Return the records that follow unaltered. Omit every picture.

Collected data
········
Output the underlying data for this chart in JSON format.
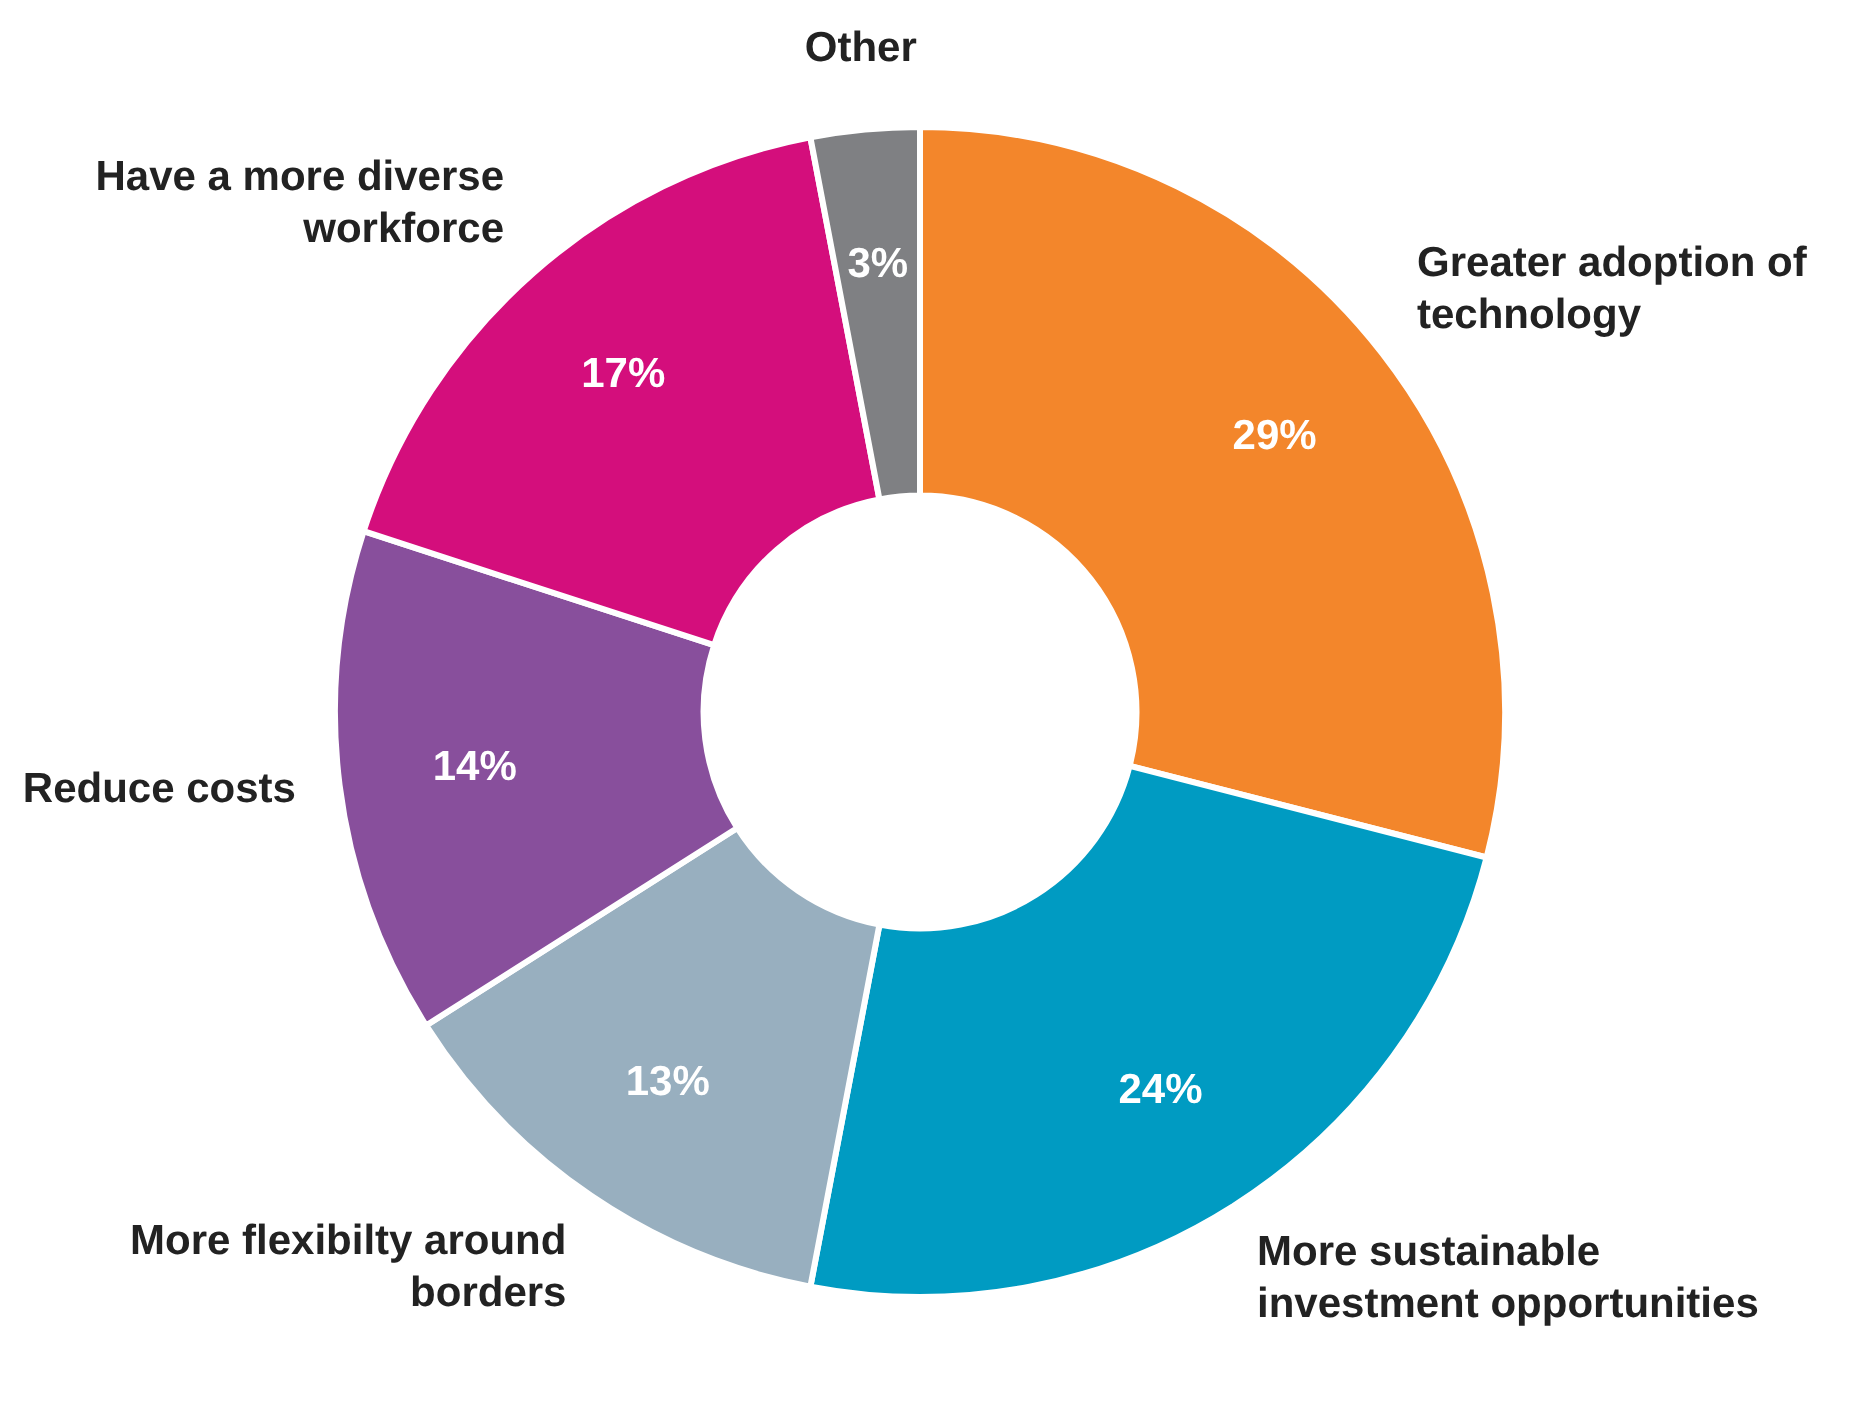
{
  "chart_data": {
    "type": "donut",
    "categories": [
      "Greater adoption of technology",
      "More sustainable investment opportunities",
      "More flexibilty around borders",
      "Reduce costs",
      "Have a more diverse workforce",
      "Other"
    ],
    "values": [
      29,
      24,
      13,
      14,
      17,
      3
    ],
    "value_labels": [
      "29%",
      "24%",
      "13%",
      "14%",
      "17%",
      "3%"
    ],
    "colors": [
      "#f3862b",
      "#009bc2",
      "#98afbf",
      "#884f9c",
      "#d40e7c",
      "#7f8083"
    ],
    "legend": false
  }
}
········
**RESULT OF THIS EXERCISE**:
Output the underlying data for this chart in JSON format.
{
  "chart_data": {
    "type": "donut",
    "categories": [
      "Greater adoption of technology",
      "More sustainable investment opportunities",
      "More flexibilty around borders",
      "Reduce costs",
      "Have a more diverse workforce",
      "Other"
    ],
    "values": [
      29,
      24,
      13,
      14,
      17,
      3
    ],
    "value_labels": [
      "29%",
      "24%",
      "13%",
      "14%",
      "17%",
      "3%"
    ],
    "colors": [
      "#f3862b",
      "#009bc2",
      "#98afbf",
      "#884f9c",
      "#d40e7c",
      "#7f8083"
    ],
    "legend": false
  }
}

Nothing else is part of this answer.